*Given request:* Nothing should be left out: output all of the entries exactly.

*Records supplied:*
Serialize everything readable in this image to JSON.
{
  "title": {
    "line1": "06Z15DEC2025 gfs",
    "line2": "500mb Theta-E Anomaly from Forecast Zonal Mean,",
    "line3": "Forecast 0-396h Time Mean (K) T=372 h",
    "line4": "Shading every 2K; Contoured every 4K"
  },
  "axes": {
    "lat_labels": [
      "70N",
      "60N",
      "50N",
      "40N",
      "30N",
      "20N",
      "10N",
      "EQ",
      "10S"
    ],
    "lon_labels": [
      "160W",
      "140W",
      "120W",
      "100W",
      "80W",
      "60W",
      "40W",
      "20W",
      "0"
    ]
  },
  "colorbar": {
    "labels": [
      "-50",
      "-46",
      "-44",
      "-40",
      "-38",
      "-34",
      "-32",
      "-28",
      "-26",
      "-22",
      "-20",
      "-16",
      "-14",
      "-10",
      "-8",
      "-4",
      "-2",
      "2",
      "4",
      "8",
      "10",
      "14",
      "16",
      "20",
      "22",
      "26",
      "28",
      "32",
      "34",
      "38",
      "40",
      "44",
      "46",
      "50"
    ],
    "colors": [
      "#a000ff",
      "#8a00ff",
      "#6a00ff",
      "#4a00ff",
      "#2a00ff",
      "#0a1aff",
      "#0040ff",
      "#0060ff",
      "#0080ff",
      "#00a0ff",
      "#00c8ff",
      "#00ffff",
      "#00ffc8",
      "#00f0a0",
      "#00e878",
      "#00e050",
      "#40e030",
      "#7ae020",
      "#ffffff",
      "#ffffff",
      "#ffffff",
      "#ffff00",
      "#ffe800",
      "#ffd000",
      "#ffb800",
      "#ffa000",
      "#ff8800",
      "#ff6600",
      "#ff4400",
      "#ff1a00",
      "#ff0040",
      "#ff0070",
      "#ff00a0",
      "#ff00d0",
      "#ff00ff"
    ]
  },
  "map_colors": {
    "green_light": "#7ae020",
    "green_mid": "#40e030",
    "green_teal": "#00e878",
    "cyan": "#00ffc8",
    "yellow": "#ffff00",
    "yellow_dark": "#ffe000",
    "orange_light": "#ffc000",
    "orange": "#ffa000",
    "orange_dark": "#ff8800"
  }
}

*Solved problem:*
Serialize everything readable in this image to JSON.
{
  "title": {
    "line1": "06Z15DEC2025 gfs",
    "line2": "500mb Theta-E Anomaly from Forecast Zonal Mean,",
    "line3": "Forecast 0-396h Time Mean (K) T=372 h",
    "line4": "Shading every 2K; Contoured every 4K"
  },
  "axes": {
    "lat_labels": [
      "70N",
      "60N",
      "50N",
      "40N",
      "30N",
      "20N",
      "10N",
      "EQ",
      "10S"
    ],
    "lon_labels": [
      "160W",
      "140W",
      "120W",
      "100W",
      "80W",
      "60W",
      "40W",
      "20W",
      "0"
    ]
  },
  "colorbar": {
    "labels": [
      "-50",
      "-46",
      "-44",
      "-40",
      "-38",
      "-34",
      "-32",
      "-28",
      "-26",
      "-22",
      "-20",
      "-16",
      "-14",
      "-10",
      "-8",
      "-4",
      "-2",
      "2",
      "4",
      "8",
      "10",
      "14",
      "16",
      "20",
      "22",
      "26",
      "28",
      "32",
      "34",
      "38",
      "40",
      "44",
      "46",
      "50"
    ],
    "colors": [
      "#a000ff",
      "#8a00ff",
      "#6a00ff",
      "#4a00ff",
      "#2a00ff",
      "#0a1aff",
      "#0040ff",
      "#0060ff",
      "#0080ff",
      "#00a0ff",
      "#00c8ff",
      "#00ffff",
      "#00ffc8",
      "#00f0a0",
      "#00e878",
      "#00e050",
      "#40e030",
      "#7ae020",
      "#ffffff",
      "#ffffff",
      "#ffffff",
      "#ffff00",
      "#ffe800",
      "#ffd000",
      "#ffb800",
      "#ffa000",
      "#ff8800",
      "#ff6600",
      "#ff4400",
      "#ff1a00",
      "#ff0040",
      "#ff0070",
      "#ff00a0",
      "#ff00d0",
      "#ff00ff"
    ]
  },
  "map_colors": {
    "green_light": "#7ae020",
    "green_mid": "#40e030",
    "green_teal": "#00e878",
    "cyan": "#00ffc8",
    "yellow": "#ffff00",
    "yellow_dark": "#ffe000",
    "orange_light": "#ffc000",
    "orange": "#ffa000",
    "orange_dark": "#ff8800"
  }
}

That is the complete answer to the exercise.